───── Dataset content

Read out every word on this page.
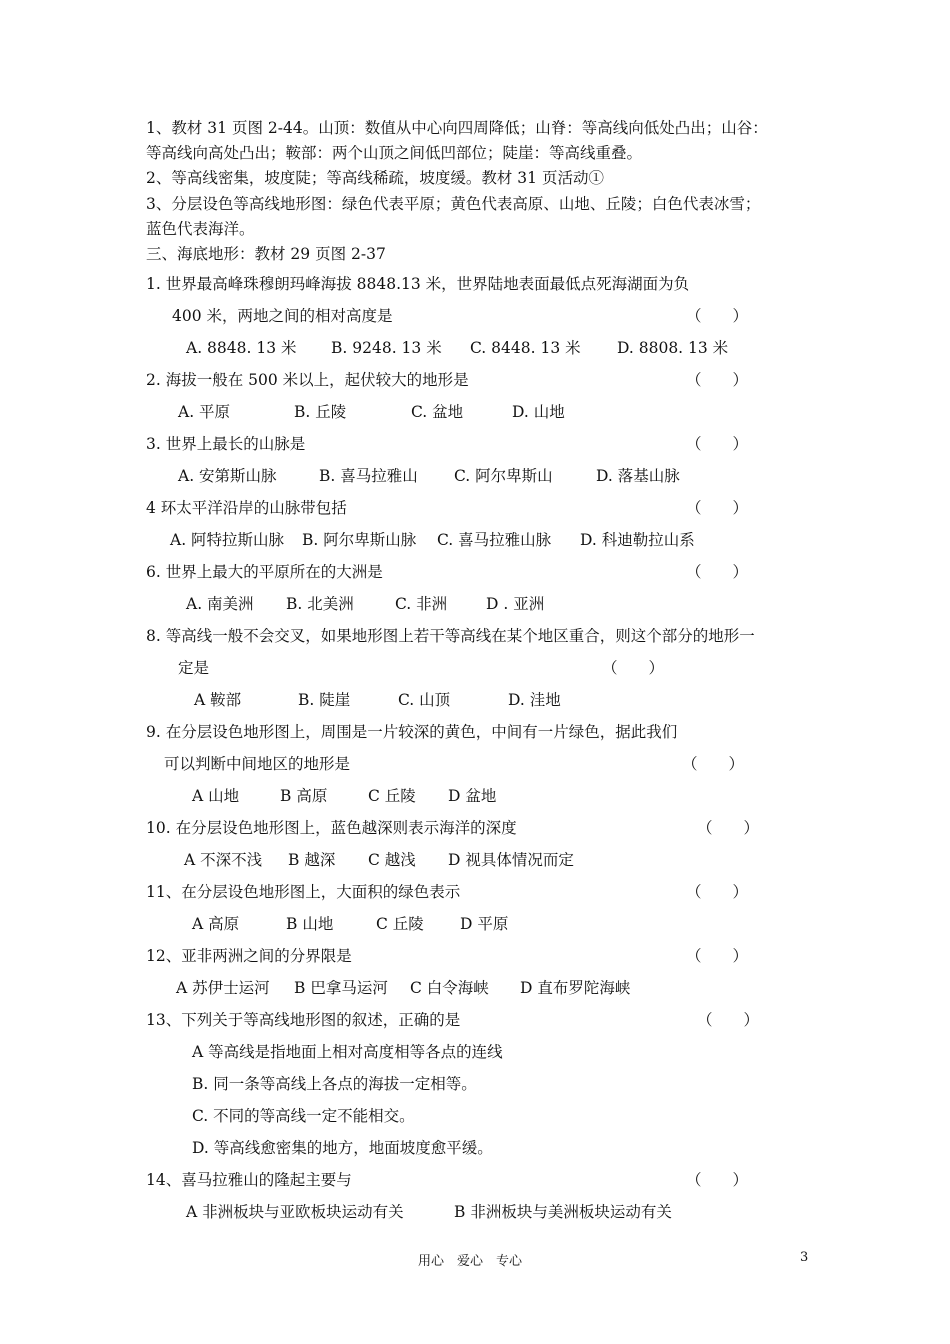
1、教材 31 页图 2-44。山顶：数值从中心向四周降低；山脊：等高线向低处凸出；山谷：
等高线向高处凸出；鞍部：两个山顶之间低凹部位；陡崖：等高线重叠。
2、等高线密集，坡度陡；等高线稀疏，坡度缓。教材 31 页活动①
3、分层设色等高线地形图：绿色代表平原；黄色代表高原、山地、丘陵；白色代表冰雪；
蓝色代表海洋。
三、海底地形：教材 29 页图 2-37
1. 世界最高峰珠穆朗玛峰海拔 8848.13 米，世界陆地表面最低点死海湖面为负
400 米，两地之间的相对高度是	（　　）
A. 8848. 13 米 B. 9248. 13 米 C. 8448. 13 米 D. 8808. 13 米
2. 海拔一般在 500 米以上，起伏较大的地形是	（　　）
A. 平原	B. 丘陵	C. 盆地	D. 山地
3. 世界上最长的山脉是	（　　）
A. 安第斯山脉	B. 喜马拉雅山 C. 阿尔卑斯山	D. 落基山脉
4 环太平洋沿岸的山脉带包括	（　　）
A. 阿特拉斯山脉 B. 阿尔卑斯山脉 C. 喜马拉雅山脉 D. 科迪勒拉山系
6. 世界上最大的平原所在的大洲是	（　　）
A. 南美洲 B. 北美洲	C. 非洲	D . 亚洲
8. 等高线一般不会交叉，如果地形图上若干等高线在某个地区重合，则这个部分的地形一
定是	（　　）
A 鞍部	B. 陡崖	C. 山顶	D. 洼地
9. 在分层设色地形图上，周围是一片较深的黄色，中间有一片绿色，据此我们
可以判断中间地区的地形是	（　　）
A 山地	B 高原	C 丘陵 D 盆地
10. 在分层设色地形图上，蓝色越深则表示海洋的深度	（　　）
A 不深不浅 B 越深 C 越浅 D 视具体情况而定
11、在分层设色地形图上，大面积的绿色表示	（　　）
A 高原	B 山地	C 丘陵 D 平原
12、亚非两洲之间的分界限是	（　　）
A 苏伊士运河 B 巴拿马运河 C 白令海峡 D 直布罗陀海峡
13、下列关于等高线地形图的叙述，正确的是	（　　）
A 等高线是指地面上相对高度相等各点的连线
B. 同一条等高线上各点的海拔一定相等。
C. 不同的等高线一定不能相交。
D. 等高线愈密集的地方，地面坡度愈平缓。
14、喜马拉雅山的隆起主要与	（　　）
A 非洲板块与亚欧板块运动有关	B 非洲板块与美洲板块运动有关
用心　爱心　专心	3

──────────

Will you restate every entry word for word and omit the images?

### Completed task
Read out every word on this page.
1、教材 31 页图 2-44。山顶：数值从中心向四周降低；山脊：等高线向低处凸出；山谷：
等高线向高处凸出；鞍部：两个山顶之间低凹部位；陡崖：等高线重叠。
2、等高线密集，坡度陡；等高线稀疏，坡度缓。教材 31 页活动①
3、分层设色等高线地形图：绿色代表平原；黄色代表高原、山地、丘陵；白色代表冰雪；
蓝色代表海洋。
三、海底地形：教材 29 页图 2-37
1. 世界最高峰珠穆朗玛峰海拔 8848.13 米，世界陆地表面最低点死海湖面为负
400 米，两地之间的相对高度是	（　　）
A. 8848. 13 米 B. 9248. 13 米 C. 8448. 13 米 D. 8808. 13 米
2. 海拔一般在 500 米以上，起伏较大的地形是	（　　）
A. 平原	B. 丘陵	C. 盆地	D. 山地
3. 世界上最长的山脉是	（　　）
A. 安第斯山脉	B. 喜马拉雅山 C. 阿尔卑斯山	D. 落基山脉
4 环太平洋沿岸的山脉带包括	（　　）
A. 阿特拉斯山脉 B. 阿尔卑斯山脉 C. 喜马拉雅山脉 D. 科迪勒拉山系
6. 世界上最大的平原所在的大洲是	（　　）
A. 南美洲 B. 北美洲	C. 非洲	D . 亚洲
8. 等高线一般不会交叉，如果地形图上若干等高线在某个地区重合，则这个部分的地形一
定是	（　　）
A 鞍部	B. 陡崖	C. 山顶	D. 洼地
9. 在分层设色地形图上，周围是一片较深的黄色，中间有一片绿色，据此我们
可以判断中间地区的地形是	（　　）
A 山地	B 高原	C 丘陵 D 盆地
10. 在分层设色地形图上，蓝色越深则表示海洋的深度	（　　）
A 不深不浅 B 越深 C 越浅 D 视具体情况而定
11、在分层设色地形图上，大面积的绿色表示	（　　）
A 高原	B 山地	C 丘陵 D 平原
12、亚非两洲之间的分界限是	（　　）
A 苏伊士运河 B 巴拿马运河 C 白令海峡 D 直布罗陀海峡
13、下列关于等高线地形图的叙述，正确的是	（　　）
A 等高线是指地面上相对高度相等各点的连线
B. 同一条等高线上各点的海拔一定相等。
C. 不同的等高线一定不能相交。
D. 等高线愈密集的地方，地面坡度愈平缓。
14、喜马拉雅山的隆起主要与	（　　）
A 非洲板块与亚欧板块运动有关	B 非洲板块与美洲板块运动有关
用心　爱心　专心	3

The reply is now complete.